RAW DATA:
-.-.-
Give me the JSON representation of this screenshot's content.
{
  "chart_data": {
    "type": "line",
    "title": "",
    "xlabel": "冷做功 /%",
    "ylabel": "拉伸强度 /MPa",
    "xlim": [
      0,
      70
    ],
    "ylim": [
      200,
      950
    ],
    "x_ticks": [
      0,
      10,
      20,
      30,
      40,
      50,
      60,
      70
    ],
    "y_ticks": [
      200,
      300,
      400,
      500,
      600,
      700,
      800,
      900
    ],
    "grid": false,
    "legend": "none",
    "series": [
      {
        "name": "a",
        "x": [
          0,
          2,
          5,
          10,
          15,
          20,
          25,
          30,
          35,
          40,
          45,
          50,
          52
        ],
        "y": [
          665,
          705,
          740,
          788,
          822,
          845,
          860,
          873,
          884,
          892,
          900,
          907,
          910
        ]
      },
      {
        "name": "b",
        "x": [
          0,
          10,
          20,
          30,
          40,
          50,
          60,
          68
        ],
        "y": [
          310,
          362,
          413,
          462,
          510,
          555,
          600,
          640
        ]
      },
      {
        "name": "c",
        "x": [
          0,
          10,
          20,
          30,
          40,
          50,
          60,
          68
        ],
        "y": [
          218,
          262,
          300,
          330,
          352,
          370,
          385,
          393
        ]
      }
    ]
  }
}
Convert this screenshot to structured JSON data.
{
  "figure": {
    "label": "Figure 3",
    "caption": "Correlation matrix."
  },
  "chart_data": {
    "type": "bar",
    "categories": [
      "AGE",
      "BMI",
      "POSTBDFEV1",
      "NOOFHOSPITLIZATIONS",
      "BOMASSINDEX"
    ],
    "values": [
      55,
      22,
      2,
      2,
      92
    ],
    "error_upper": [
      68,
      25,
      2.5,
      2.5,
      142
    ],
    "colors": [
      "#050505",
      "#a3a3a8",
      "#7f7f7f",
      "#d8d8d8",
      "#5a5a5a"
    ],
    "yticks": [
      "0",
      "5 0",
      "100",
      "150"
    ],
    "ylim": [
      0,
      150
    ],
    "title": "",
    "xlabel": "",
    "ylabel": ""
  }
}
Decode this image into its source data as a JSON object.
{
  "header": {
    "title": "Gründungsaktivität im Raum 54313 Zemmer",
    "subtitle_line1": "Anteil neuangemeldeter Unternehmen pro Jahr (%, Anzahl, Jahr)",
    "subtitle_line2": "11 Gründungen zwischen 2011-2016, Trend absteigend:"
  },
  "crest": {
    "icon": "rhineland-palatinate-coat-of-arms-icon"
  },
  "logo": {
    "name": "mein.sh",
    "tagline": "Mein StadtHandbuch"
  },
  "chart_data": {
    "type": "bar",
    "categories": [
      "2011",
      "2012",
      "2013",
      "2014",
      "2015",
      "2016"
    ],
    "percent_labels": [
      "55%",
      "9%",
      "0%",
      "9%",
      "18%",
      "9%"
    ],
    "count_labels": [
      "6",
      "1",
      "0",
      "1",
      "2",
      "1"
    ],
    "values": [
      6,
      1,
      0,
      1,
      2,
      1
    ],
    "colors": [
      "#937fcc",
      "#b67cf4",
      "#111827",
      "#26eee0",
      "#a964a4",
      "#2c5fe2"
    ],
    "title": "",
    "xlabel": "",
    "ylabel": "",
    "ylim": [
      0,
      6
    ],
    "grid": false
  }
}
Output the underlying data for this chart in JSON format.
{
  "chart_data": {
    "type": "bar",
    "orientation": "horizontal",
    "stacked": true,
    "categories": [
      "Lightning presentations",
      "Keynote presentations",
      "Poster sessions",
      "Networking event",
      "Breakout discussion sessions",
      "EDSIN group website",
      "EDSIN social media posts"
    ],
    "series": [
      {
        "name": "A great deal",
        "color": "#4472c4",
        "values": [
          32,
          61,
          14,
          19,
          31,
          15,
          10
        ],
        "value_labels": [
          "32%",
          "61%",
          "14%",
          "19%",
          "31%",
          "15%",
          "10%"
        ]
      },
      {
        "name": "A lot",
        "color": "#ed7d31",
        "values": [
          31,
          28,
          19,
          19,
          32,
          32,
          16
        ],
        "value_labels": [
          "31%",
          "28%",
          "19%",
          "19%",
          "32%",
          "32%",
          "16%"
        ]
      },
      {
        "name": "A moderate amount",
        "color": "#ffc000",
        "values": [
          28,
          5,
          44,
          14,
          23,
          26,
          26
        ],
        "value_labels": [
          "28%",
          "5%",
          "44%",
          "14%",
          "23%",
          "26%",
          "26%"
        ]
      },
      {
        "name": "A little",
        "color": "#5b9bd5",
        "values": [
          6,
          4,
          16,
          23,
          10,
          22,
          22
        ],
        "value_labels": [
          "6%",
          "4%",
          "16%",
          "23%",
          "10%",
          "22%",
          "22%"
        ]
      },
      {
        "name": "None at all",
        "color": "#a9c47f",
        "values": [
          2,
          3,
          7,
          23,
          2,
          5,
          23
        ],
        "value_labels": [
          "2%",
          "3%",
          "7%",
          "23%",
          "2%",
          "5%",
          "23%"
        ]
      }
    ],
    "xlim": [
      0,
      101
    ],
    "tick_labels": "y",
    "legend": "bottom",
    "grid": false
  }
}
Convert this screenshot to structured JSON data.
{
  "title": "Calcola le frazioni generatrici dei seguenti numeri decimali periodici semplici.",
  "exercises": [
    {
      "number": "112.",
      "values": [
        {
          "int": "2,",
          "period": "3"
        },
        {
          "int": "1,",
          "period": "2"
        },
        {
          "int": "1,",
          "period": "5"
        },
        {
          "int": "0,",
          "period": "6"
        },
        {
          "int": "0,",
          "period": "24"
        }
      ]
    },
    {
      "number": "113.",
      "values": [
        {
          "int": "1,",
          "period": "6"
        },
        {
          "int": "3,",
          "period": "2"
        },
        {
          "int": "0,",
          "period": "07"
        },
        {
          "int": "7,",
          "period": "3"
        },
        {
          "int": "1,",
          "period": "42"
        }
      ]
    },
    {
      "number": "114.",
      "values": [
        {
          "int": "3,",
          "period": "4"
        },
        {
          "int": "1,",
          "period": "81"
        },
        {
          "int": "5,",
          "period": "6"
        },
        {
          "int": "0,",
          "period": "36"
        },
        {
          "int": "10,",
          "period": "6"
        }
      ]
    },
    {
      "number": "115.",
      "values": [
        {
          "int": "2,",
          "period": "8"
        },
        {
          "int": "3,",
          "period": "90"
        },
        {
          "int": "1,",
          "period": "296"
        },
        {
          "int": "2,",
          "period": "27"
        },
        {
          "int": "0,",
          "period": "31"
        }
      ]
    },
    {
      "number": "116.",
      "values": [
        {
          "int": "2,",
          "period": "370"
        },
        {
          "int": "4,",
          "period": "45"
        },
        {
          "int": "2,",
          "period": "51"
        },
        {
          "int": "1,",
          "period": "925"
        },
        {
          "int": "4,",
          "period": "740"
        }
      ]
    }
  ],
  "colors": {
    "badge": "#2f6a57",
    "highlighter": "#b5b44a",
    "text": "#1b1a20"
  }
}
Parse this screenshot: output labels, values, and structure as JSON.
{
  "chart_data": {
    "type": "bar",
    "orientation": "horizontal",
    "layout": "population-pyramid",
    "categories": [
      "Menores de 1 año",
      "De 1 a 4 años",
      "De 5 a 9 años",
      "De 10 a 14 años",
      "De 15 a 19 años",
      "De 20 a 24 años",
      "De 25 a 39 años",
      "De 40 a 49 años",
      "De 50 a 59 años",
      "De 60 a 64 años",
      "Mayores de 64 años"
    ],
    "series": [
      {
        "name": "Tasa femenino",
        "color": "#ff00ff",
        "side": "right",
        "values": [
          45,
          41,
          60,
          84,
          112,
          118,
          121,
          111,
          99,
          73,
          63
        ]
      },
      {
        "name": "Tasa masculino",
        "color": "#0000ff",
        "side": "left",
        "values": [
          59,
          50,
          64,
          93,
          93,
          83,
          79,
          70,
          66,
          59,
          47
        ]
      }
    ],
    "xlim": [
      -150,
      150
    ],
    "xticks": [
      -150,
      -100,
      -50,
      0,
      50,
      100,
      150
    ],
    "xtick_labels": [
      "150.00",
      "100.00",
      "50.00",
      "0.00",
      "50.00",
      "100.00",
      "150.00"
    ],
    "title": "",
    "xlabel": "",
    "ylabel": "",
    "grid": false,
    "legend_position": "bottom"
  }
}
-.-.-
EXERCISE REQUIREMENTS:
Output exactly the lines above, from the one holding "Parse this screenshot: output" through the end of the data, including the first and last.

EXERCISE ANSWER:
Parse this screenshot: output labels, values, and structure as JSON.
{
  "chart_data": {
    "type": "bar",
    "orientation": "horizontal",
    "layout": "population-pyramid",
    "categories": [
      "Menores de 1 año",
      "De 1 a 4 años",
      "De 5 a 9 años",
      "De 10 a 14 años",
      "De 15 a 19 años",
      "De 20 a 24 años",
      "De 25 a 39 años",
      "De 40 a 49 años",
      "De 50 a 59 años",
      "De 60 a 64 años",
      "Mayores de 64 años"
    ],
    "series": [
      {
        "name": "Tasa femenino",
        "color": "#ff00ff",
        "side": "right",
        "values": [
          45,
          41,
          60,
          84,
          112,
          118,
          121,
          111,
          99,
          73,
          63
        ]
      },
      {
        "name": "Tasa masculino",
        "color": "#0000ff",
        "side": "left",
        "values": [
          59,
          50,
          64,
          93,
          93,
          83,
          79,
          70,
          66,
          59,
          47
        ]
      }
    ],
    "xlim": [
      -150,
      150
    ],
    "xticks": [
      -150,
      -100,
      -50,
      0,
      50,
      100,
      150
    ],
    "xtick_labels": [
      "150.00",
      "100.00",
      "50.00",
      "0.00",
      "50.00",
      "100.00",
      "150.00"
    ],
    "title": "",
    "xlabel": "",
    "ylabel": "",
    "grid": false,
    "legend_position": "bottom"
  }
}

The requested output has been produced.